» **Work instructions**
The records below must be written out exactly, with every picture left behind.

Stored data entries:
— begin —
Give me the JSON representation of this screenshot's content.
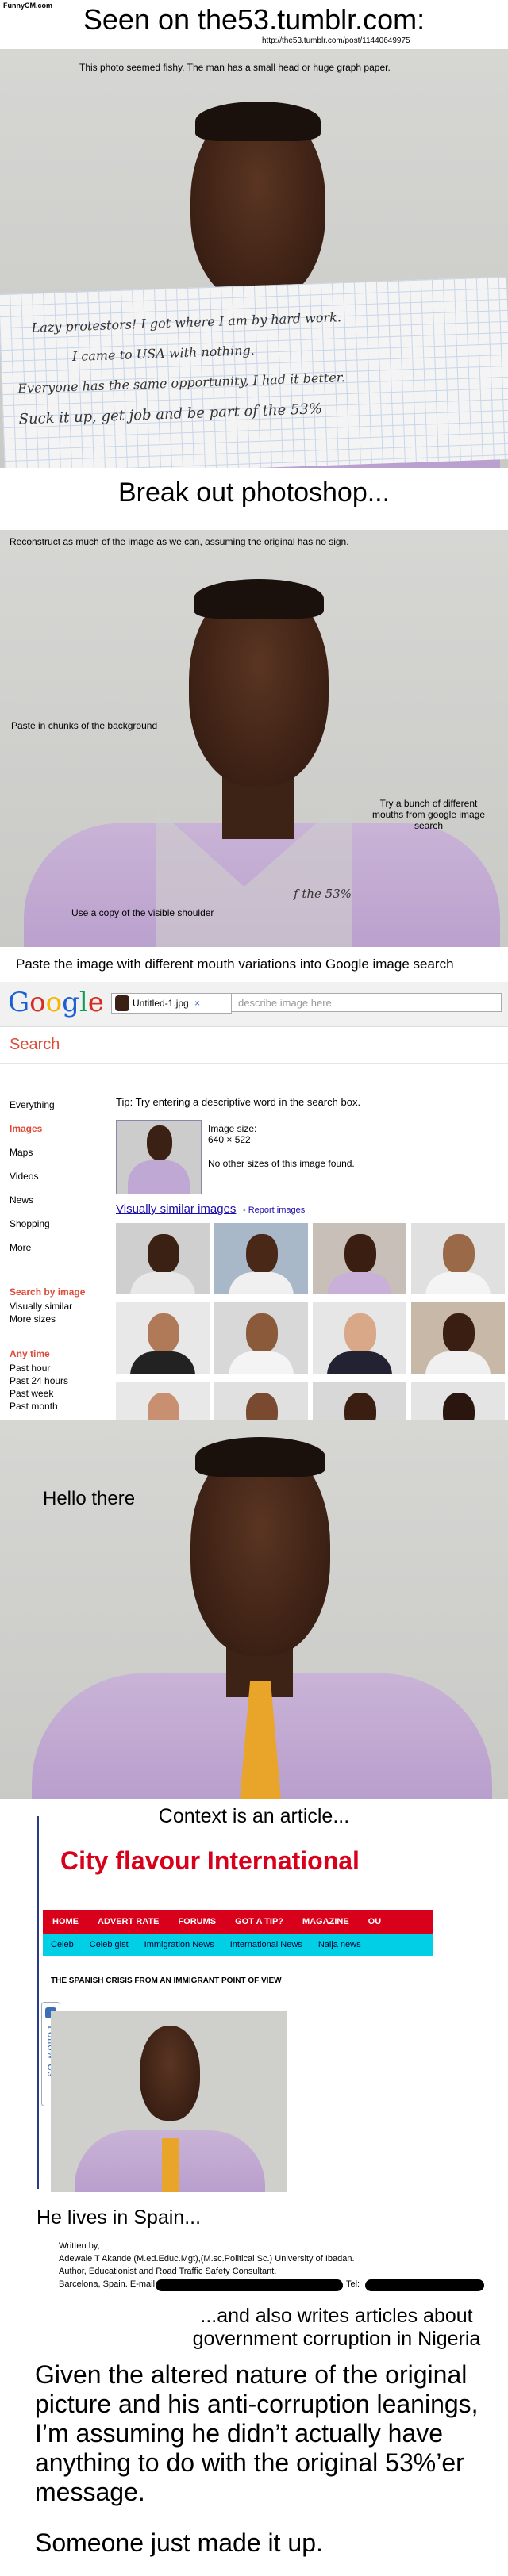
{
  "watermark": "FunnyCM.com",
  "s1": {
    "heading": "Seen on the53.tumblr.com:",
    "url": "http://the53.tumblr.com/post/11440649975",
    "caption": "This photo seemed fishy. The man has a small head or huge graph paper.",
    "note_lines": [
      "Lazy protestors! I got where I am by hard work.",
      "I came to USA with nothing.",
      "Everyone has the same opportunity, I had it better.",
      "Suck it up, get job and be part of the 53%"
    ]
  },
  "s2": {
    "heading": "Break out photoshop...",
    "caption": "Reconstruct as much of the image as we can, assuming the original has no sign.",
    "label_bg": "Paste in chunks of the background",
    "label_mouth": "Try a bunch of different mouths from google image search",
    "label_shoulder": "Use a copy of the visible shoulder",
    "fragment": "f the 53%"
  },
  "s3": {
    "heading": "Paste the image with different mouth variations into Google image search",
    "google": {
      "logo": [
        "G",
        "o",
        "o",
        "g",
        "l",
        "e"
      ],
      "logo_colors": [
        "#1a5fd4",
        "#d62d20",
        "#f4b400",
        "#1a5fd4",
        "#0f9d58",
        "#d62d20"
      ],
      "file": "Untitled-1.jpg",
      "close": "×",
      "placeholder": "describe image here",
      "search_label": "Search",
      "nav": [
        "Everything",
        "Images",
        "Maps",
        "Videos",
        "News",
        "Shopping",
        "More"
      ],
      "search_by_image": "Search by image",
      "sbi_items": [
        "Visually similar",
        "More sizes"
      ],
      "any_time": "Any time",
      "time_items": [
        "Past hour",
        "Past 24 hours",
        "Past week",
        "Past month"
      ],
      "tip": "Tip: Try entering a descriptive word in the search box.",
      "image_size_label": "Image size:",
      "image_size": "640 × 522",
      "no_other": "No other sizes of this image found.",
      "similar": "Visually similar images",
      "report": "- Report images"
    }
  },
  "s4": {
    "caption": "Hello there"
  },
  "s5": {
    "heading": "Context is an article...",
    "site_title": "City flavour International",
    "nav1": [
      "HOME",
      "ADVERT RATE",
      "FORUMS",
      "GOT A TIP?",
      "MAGAZINE",
      "OU"
    ],
    "nav2": [
      "Celeb",
      "Celeb gist",
      "Immigration News",
      "International News",
      "Naija news"
    ],
    "article_title": "THE SPANISH CRISIS FROM AN IMMIGRANT POINT OF VIEW",
    "follow": "Follow Us"
  },
  "s6": {
    "heading": "He lives in Spain...",
    "written_by": "Written by,",
    "author_line": "Adewale T Akande (M.ed.Educ.Mgt),(M.sc.Political Sc.) University of Ibadan.",
    "author_role": "Author, Educationist and Road Traffic Safety Consultant.",
    "location": "Barcelona, Spain. E-mail;",
    "tel": "Tel:",
    "also": "...and also writes articles about government corruption in Nigeria",
    "conclusion": "Given the altered nature of the original picture and his anti-corruption leanings, I’m assuming he didn’t actually have anything to do with the original 53%’er message.",
    "final": "Someone just made it up."
  }
}
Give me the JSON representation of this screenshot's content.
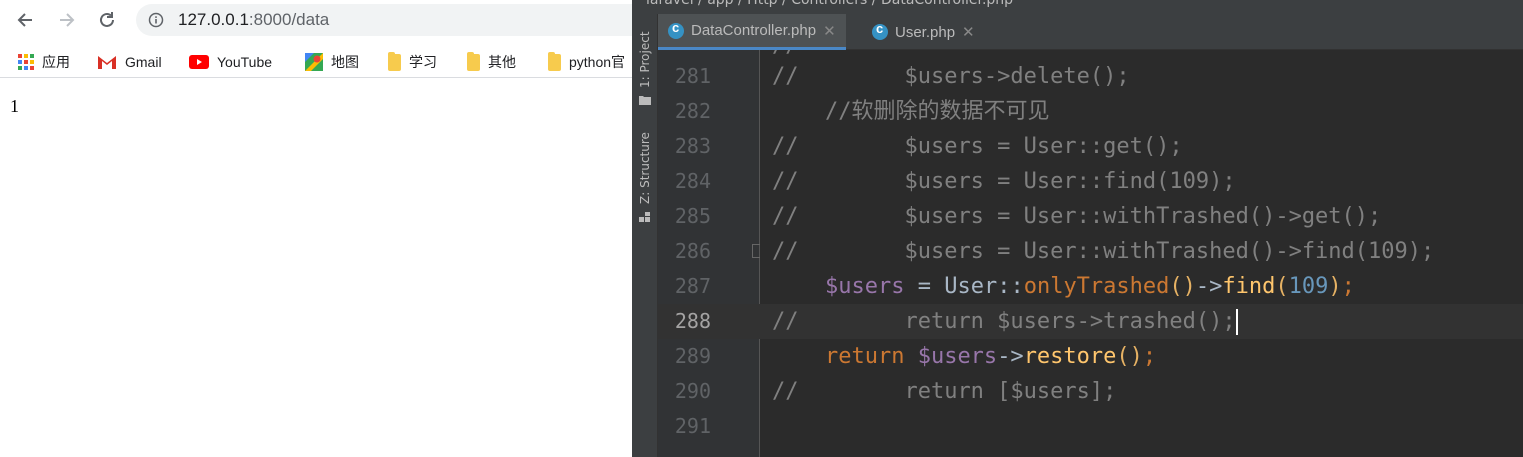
{
  "browser": {
    "url_host": "127.0.0.1",
    "url_rest": ":8000/data",
    "bookmarks": [
      {
        "label": "应用",
        "icon": "apps-grid-icon"
      },
      {
        "label": "Gmail",
        "icon": "gmail-icon"
      },
      {
        "label": "YouTube",
        "icon": "youtube-icon"
      },
      {
        "label": "地图",
        "icon": "maps-icon"
      },
      {
        "label": "学习",
        "icon": "folder-icon"
      },
      {
        "label": "其他",
        "icon": "folder-icon"
      },
      {
        "label": "python官",
        "icon": "folder-icon"
      }
    ],
    "page_text": "1"
  },
  "ide": {
    "breadcrumb": "laravel / app / Http / Controllers / DataController.php",
    "side_labels": {
      "project": "1: Project",
      "structure": "Z: Structure"
    },
    "tabs": [
      {
        "label": "DataController.php",
        "active": true
      },
      {
        "label": "User.php",
        "active": false
      }
    ],
    "current_line": 288,
    "lines": [
      {
        "num": "281",
        "comment": "//",
        "code": "        $users->delete();"
      },
      {
        "num": "282",
        "comment": "",
        "code": "    //软删除的数据不可见"
      },
      {
        "num": "283",
        "comment": "//",
        "code": "        $users = User::get();"
      },
      {
        "num": "284",
        "comment": "//",
        "code": "        $users = User::find(109);"
      },
      {
        "num": "285",
        "comment": "//",
        "code": "        $users = User::withTrashed()->get();"
      },
      {
        "num": "286",
        "comment": "//",
        "code": "        $users = User::withTrashed()->find(109);"
      },
      {
        "num": "287"
      },
      {
        "num": "288",
        "comment": "//",
        "code": "        return $users->trashed();"
      },
      {
        "num": "289"
      },
      {
        "num": "290",
        "comment": "//",
        "code": "        return [$users];"
      },
      {
        "num": "291"
      }
    ],
    "line287": {
      "var": "$users",
      "eq": " = ",
      "cls": "User",
      "sep": "::",
      "m1": "onlyTrashed",
      "p1": "()",
      "arrow": "->",
      "m2": "find",
      "po": "(",
      "n": "109",
      "pc": ")",
      "semi": ";"
    },
    "line289": {
      "kw": "return ",
      "var": "$users",
      "arrow": "->",
      "m": "restore",
      "p": "()",
      "semi": ";"
    }
  }
}
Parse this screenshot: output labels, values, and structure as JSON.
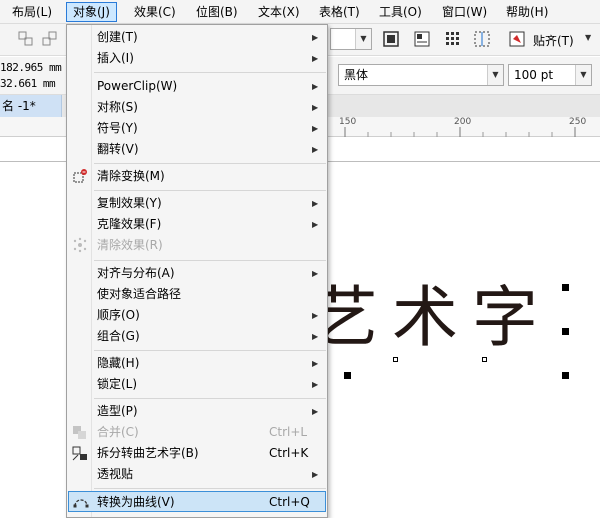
{
  "menubar": {
    "items": [
      {
        "label": "布局(L)"
      },
      {
        "label": "对象(J)"
      },
      {
        "label": "效果(C)"
      },
      {
        "label": "位图(B)"
      },
      {
        "label": "文本(X)"
      },
      {
        "label": "表格(T)"
      },
      {
        "label": "工具(O)"
      },
      {
        "label": "窗口(W)"
      },
      {
        "label": "帮助(H)"
      }
    ]
  },
  "toolbar": {
    "snap_label": "贴齐(T)"
  },
  "propbar": {
    "x_value": "182.965 mm",
    "y_value": "32.661 mm",
    "font_name": "黑体",
    "font_size": "100 pt"
  },
  "tabs": {
    "document_tab": "名 -1*",
    "add_tab": "+"
  },
  "ruler": {
    "ticks": [
      "150",
      "200",
      "250"
    ]
  },
  "canvas": {
    "art_text": "艺术字"
  },
  "object_menu": {
    "items": [
      {
        "label": "创建(T)"
      },
      {
        "label": "插入(I)"
      },
      {
        "label": "PowerClip(W)"
      },
      {
        "label": "对称(S)"
      },
      {
        "label": "符号(Y)"
      },
      {
        "label": "翻转(V)"
      },
      {
        "label": "清除变换(M)"
      },
      {
        "label": "复制效果(Y)"
      },
      {
        "label": "克隆效果(F)"
      },
      {
        "label": "清除效果(R)"
      },
      {
        "label": "对齐与分布(A)"
      },
      {
        "label": "使对象适合路径"
      },
      {
        "label": "顺序(O)"
      },
      {
        "label": "组合(G)"
      },
      {
        "label": "隐藏(H)"
      },
      {
        "label": "锁定(L)"
      },
      {
        "label": "造型(P)"
      },
      {
        "label": "合并(C)",
        "shortcut": "Ctrl+L"
      },
      {
        "label": "拆分转曲艺术字(B)",
        "shortcut": "Ctrl+K"
      },
      {
        "label": "透视贴"
      },
      {
        "label": "转换为曲线(V)",
        "shortcut": "Ctrl+Q"
      }
    ]
  },
  "colors": {
    "menu_highlight": "#cce4f7",
    "menu_highlight_border": "#3b8fd8",
    "active_menu": "#cde8ff",
    "tab_active": "#cfe1f5",
    "art_text": "#231815"
  }
}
— end —
» **Finished task**
Give me the JSON representation of this screenshot's content.
{
  "watermark": "FunnyCM.com",
  "s1": {
    "heading": "Seen on the53.tumblr.com:",
    "url": "http://the53.tumblr.com/post/11440649975",
    "caption": "This photo seemed fishy. The man has a small head or huge graph paper.",
    "note_lines": [
      "Lazy protestors! I got where I am by hard work.",
      "I came to USA with nothing.",
      "Everyone has the same opportunity, I had it better.",
      "Suck it up, get job and be part of the 53%"
    ]
  },
  "s2": {
    "heading": "Break out photoshop...",
    "caption": "Reconstruct as much of the image as we can, assuming the original has no sign.",
    "label_bg": "Paste in chunks of the background",
    "label_mouth": "Try a bunch of different mouths from google image search",
    "label_shoulder": "Use a copy of the visible shoulder",
    "fragment": "f the 53%"
  },
  "s3": {
    "heading": "Paste the image with different mouth variations into Google image search",
    "google": {
      "logo": [
        "G",
        "o",
        "o",
        "g",
        "l",
        "e"
      ],
      "logo_colors": [
        "#1a5fd4",
        "#d62d20",
        "#f4b400",
        "#1a5fd4",
        "#0f9d58",
        "#d62d20"
      ],
      "file": "Untitled-1.jpg",
      "close": "×",
      "placeholder": "describe image here",
      "search_label": "Search",
      "nav": [
        "Everything",
        "Images",
        "Maps",
        "Videos",
        "News",
        "Shopping",
        "More"
      ],
      "search_by_image": "Search by image",
      "sbi_items": [
        "Visually similar",
        "More sizes"
      ],
      "any_time": "Any time",
      "time_items": [
        "Past hour",
        "Past 24 hours",
        "Past week",
        "Past month"
      ],
      "tip": "Tip: Try entering a descriptive word in the search box.",
      "image_size_label": "Image size:",
      "image_size": "640 × 522",
      "no_other": "No other sizes of this image found.",
      "similar": "Visually similar images",
      "report": "- Report images"
    }
  },
  "s4": {
    "caption": "Hello there"
  },
  "s5": {
    "heading": "Context is an article...",
    "site_title": "City flavour International",
    "nav1": [
      "HOME",
      "ADVERT RATE",
      "FORUMS",
      "GOT A TIP?",
      "MAGAZINE",
      "OU"
    ],
    "nav2": [
      "Celeb",
      "Celeb gist",
      "Immigration News",
      "International News",
      "Naija news"
    ],
    "article_title": "THE SPANISH CRISIS FROM AN IMMIGRANT POINT OF VIEW",
    "follow": "Follow Us"
  },
  "s6": {
    "heading": "He lives in Spain...",
    "written_by": "Written by,",
    "author_line": "Adewale T Akande (M.ed.Educ.Mgt),(M.sc.Political Sc.) University of Ibadan.",
    "author_role": "Author, Educationist and Road Traffic Safety Consultant.",
    "location": "Barcelona, Spain. E-mail;",
    "tel": "Tel:",
    "also": "...and also writes articles about government corruption in Nigeria",
    "conclusion": "Given the altered nature of the original picture and his anti-corruption leanings, I’m assuming he didn’t actually have anything to do with the original 53%’er message.",
    "final": "Someone just made it up."
  }
}
Give me the JSON representation of this screenshot's content.
{
  "browser": {
    "url_host": "127.0.0.1",
    "url_rest": ":8000/data",
    "bookmarks": [
      {
        "label": "应用",
        "icon": "apps-grid-icon"
      },
      {
        "label": "Gmail",
        "icon": "gmail-icon"
      },
      {
        "label": "YouTube",
        "icon": "youtube-icon"
      },
      {
        "label": "地图",
        "icon": "maps-icon"
      },
      {
        "label": "学习",
        "icon": "folder-icon"
      },
      {
        "label": "其他",
        "icon": "folder-icon"
      },
      {
        "label": "python官",
        "icon": "folder-icon"
      }
    ],
    "page_text": "1"
  },
  "ide": {
    "breadcrumb": "laravel / app / Http / Controllers / DataController.php",
    "side_labels": {
      "project": "1: Project",
      "structure": "Z: Structure"
    },
    "tabs": [
      {
        "label": "DataController.php",
        "active": true
      },
      {
        "label": "User.php",
        "active": false
      }
    ],
    "current_line": 288,
    "lines": [
      {
        "num": "281",
        "comment": "//",
        "code": "        $users->delete();"
      },
      {
        "num": "282",
        "comment": "",
        "code": "    //软删除的数据不可见"
      },
      {
        "num": "283",
        "comment": "//",
        "code": "        $users = User::get();"
      },
      {
        "num": "284",
        "comment": "//",
        "code": "        $users = User::find(109);"
      },
      {
        "num": "285",
        "comment": "//",
        "code": "        $users = User::withTrashed()->get();"
      },
      {
        "num": "286",
        "comment": "//",
        "code": "        $users = User::withTrashed()->find(109);"
      },
      {
        "num": "287"
      },
      {
        "num": "288",
        "comment": "//",
        "code": "        return $users->trashed();"
      },
      {
        "num": "289"
      },
      {
        "num": "290",
        "comment": "//",
        "code": "        return [$users];"
      },
      {
        "num": "291"
      }
    ],
    "line287": {
      "var": "$users",
      "eq": " = ",
      "cls": "User",
      "sep": "::",
      "m1": "onlyTrashed",
      "p1": "()",
      "arrow": "->",
      "m2": "find",
      "po": "(",
      "n": "109",
      "pc": ")",
      "semi": ";"
    },
    "line289": {
      "kw": "return ",
      "var": "$users",
      "arrow": "->",
      "m": "restore",
      "p": "()",
      "semi": ";"
    }
  }
}
Parse this screenshot: output labels, values, and structure as JSON.
{
  "menubar": {
    "items": [
      {
        "label": "布局(L)"
      },
      {
        "label": "对象(J)"
      },
      {
        "label": "效果(C)"
      },
      {
        "label": "位图(B)"
      },
      {
        "label": "文本(X)"
      },
      {
        "label": "表格(T)"
      },
      {
        "label": "工具(O)"
      },
      {
        "label": "窗口(W)"
      },
      {
        "label": "帮助(H)"
      }
    ]
  },
  "toolbar": {
    "snap_label": "贴齐(T)"
  },
  "propbar": {
    "x_value": "182.965 mm",
    "y_value": "32.661 mm",
    "font_name": "黑体",
    "font_size": "100 pt"
  },
  "tabs": {
    "document_tab": "名 -1*",
    "add_tab": "+"
  },
  "ruler": {
    "ticks": [
      "150",
      "200",
      "250"
    ]
  },
  "canvas": {
    "art_text": "艺术字"
  },
  "object_menu": {
    "items": [
      {
        "label": "创建(T)"
      },
      {
        "label": "插入(I)"
      },
      {
        "label": "PowerClip(W)"
      },
      {
        "label": "对称(S)"
      },
      {
        "label": "符号(Y)"
      },
      {
        "label": "翻转(V)"
      },
      {
        "label": "清除变换(M)"
      },
      {
        "label": "复制效果(Y)"
      },
      {
        "label": "克隆效果(F)"
      },
      {
        "label": "清除效果(R)"
      },
      {
        "label": "对齐与分布(A)"
      },
      {
        "label": "使对象适合路径"
      },
      {
        "label": "顺序(O)"
      },
      {
        "label": "组合(G)"
      },
      {
        "label": "隐藏(H)"
      },
      {
        "label": "锁定(L)"
      },
      {
        "label": "造型(P)"
      },
      {
        "label": "合并(C)",
        "shortcut": "Ctrl+L"
      },
      {
        "label": "拆分转曲艺术字(B)",
        "shortcut": "Ctrl+K"
      },
      {
        "label": "透视贴"
      },
      {
        "label": "转换为曲线(V)",
        "shortcut": "Ctrl+Q"
      }
    ]
  },
  "colors": {
    "menu_highlight": "#cce4f7",
    "menu_highlight_border": "#3b8fd8",
    "active_menu": "#cde8ff",
    "tab_active": "#cfe1f5",
    "art_text": "#231815"
  }
}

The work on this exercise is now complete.